#### [To be done]
Write out each line beneath this one exactly as it reads.

::: Extracted entries :::

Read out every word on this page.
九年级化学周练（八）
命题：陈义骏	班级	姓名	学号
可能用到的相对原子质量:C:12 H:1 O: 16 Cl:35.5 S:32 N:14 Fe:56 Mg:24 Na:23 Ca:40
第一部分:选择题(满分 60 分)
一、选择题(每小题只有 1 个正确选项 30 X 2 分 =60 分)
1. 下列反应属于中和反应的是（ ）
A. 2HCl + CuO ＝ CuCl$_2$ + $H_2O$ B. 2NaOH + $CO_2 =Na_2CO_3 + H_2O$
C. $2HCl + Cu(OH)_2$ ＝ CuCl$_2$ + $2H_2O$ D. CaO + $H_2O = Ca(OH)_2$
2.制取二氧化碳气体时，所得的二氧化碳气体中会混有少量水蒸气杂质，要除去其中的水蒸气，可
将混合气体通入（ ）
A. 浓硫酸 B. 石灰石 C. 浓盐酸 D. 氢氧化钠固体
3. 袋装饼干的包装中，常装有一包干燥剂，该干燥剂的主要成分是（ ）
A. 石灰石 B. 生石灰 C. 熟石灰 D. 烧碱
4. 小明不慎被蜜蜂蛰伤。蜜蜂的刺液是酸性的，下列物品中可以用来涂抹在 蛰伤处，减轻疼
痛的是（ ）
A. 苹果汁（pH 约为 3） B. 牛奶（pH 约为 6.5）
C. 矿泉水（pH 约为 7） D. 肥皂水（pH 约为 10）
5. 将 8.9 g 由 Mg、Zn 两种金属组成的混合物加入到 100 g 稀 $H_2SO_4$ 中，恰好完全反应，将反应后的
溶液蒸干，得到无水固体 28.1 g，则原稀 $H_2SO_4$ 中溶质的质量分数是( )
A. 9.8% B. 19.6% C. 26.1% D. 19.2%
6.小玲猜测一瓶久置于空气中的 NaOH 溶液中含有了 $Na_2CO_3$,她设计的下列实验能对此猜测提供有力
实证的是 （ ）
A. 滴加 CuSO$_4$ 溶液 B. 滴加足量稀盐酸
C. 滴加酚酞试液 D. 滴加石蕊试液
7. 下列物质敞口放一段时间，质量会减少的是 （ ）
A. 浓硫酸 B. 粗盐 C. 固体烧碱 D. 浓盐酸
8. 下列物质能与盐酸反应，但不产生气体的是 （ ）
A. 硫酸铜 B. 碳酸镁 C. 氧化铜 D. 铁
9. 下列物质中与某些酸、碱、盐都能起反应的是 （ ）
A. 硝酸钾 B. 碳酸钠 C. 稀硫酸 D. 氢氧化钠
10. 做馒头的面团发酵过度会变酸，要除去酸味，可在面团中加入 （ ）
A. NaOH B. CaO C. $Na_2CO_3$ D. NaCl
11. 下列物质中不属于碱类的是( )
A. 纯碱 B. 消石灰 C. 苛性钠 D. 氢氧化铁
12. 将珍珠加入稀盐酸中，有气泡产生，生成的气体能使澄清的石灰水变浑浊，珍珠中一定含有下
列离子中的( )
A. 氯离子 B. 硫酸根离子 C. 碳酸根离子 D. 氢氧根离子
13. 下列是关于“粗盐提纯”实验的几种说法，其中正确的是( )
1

:::

#### [Complete output]
Read out every word on this page.
九年级化学周练（八）
命题：陈义骏	班级	姓名	学号
可能用到的相对原子质量:C:12 H:1 O: 16 Cl:35.5 S:32 N:14 Fe:56 Mg:24 Na:23 Ca:40
第一部分:选择题(满分 60 分)
一、选择题(每小题只有 1 个正确选项 30 X 2 分 =60 分)
1. 下列反应属于中和反应的是（ ）
A. 2HCl + CuO ＝ CuCl$_2$ + $H_2O$ B. 2NaOH + $CO_2 =Na_2CO_3 + H_2O$
C. $2HCl + Cu(OH)_2$ ＝ CuCl$_2$ + $2H_2O$ D. CaO + $H_2O = Ca(OH)_2$
2.制取二氧化碳气体时，所得的二氧化碳气体中会混有少量水蒸气杂质，要除去其中的水蒸气，可
将混合气体通入（ ）
A. 浓硫酸 B. 石灰石 C. 浓盐酸 D. 氢氧化钠固体
3. 袋装饼干的包装中，常装有一包干燥剂，该干燥剂的主要成分是（ ）
A. 石灰石 B. 生石灰 C. 熟石灰 D. 烧碱
4. 小明不慎被蜜蜂蛰伤。蜜蜂的刺液是酸性的，下列物品中可以用来涂抹在 蛰伤处，减轻疼
痛的是（ ）
A. 苹果汁（pH 约为 3） B. 牛奶（pH 约为 6.5）
C. 矿泉水（pH 约为 7） D. 肥皂水（pH 约为 10）
5. 将 8.9 g 由 Mg、Zn 两种金属组成的混合物加入到 100 g 稀 $H_2SO_4$ 中，恰好完全反应，将反应后的
溶液蒸干，得到无水固体 28.1 g，则原稀 $H_2SO_4$ 中溶质的质量分数是( )
A. 9.8% B. 19.6% C. 26.1% D. 19.2%
6.小玲猜测一瓶久置于空气中的 NaOH 溶液中含有了 $Na_2CO_3$,她设计的下列实验能对此猜测提供有力
实证的是 （ ）
A. 滴加 CuSO$_4$ 溶液 B. 滴加足量稀盐酸
C. 滴加酚酞试液 D. 滴加石蕊试液
7. 下列物质敞口放一段时间，质量会减少的是 （ ）
A. 浓硫酸 B. 粗盐 C. 固体烧碱 D. 浓盐酸
8. 下列物质能与盐酸反应，但不产生气体的是 （ ）
A. 硫酸铜 B. 碳酸镁 C. 氧化铜 D. 铁
9. 下列物质中与某些酸、碱、盐都能起反应的是 （ ）
A. 硝酸钾 B. 碳酸钠 C. 稀硫酸 D. 氢氧化钠
10. 做馒头的面团发酵过度会变酸，要除去酸味，可在面团中加入 （ ）
A. NaOH B. CaO C. $Na_2CO_3$ D. NaCl
11. 下列物质中不属于碱类的是( )
A. 纯碱 B. 消石灰 C. 苛性钠 D. 氢氧化铁
12. 将珍珠加入稀盐酸中，有气泡产生，生成的气体能使澄清的石灰水变浑浊，珍珠中一定含有下
列离子中的( )
A. 氯离子 B. 硫酸根离子 C. 碳酸根离子 D. 氢氧根离子
13. 下列是关于“粗盐提纯”实验的几种说法，其中正确的是( )
1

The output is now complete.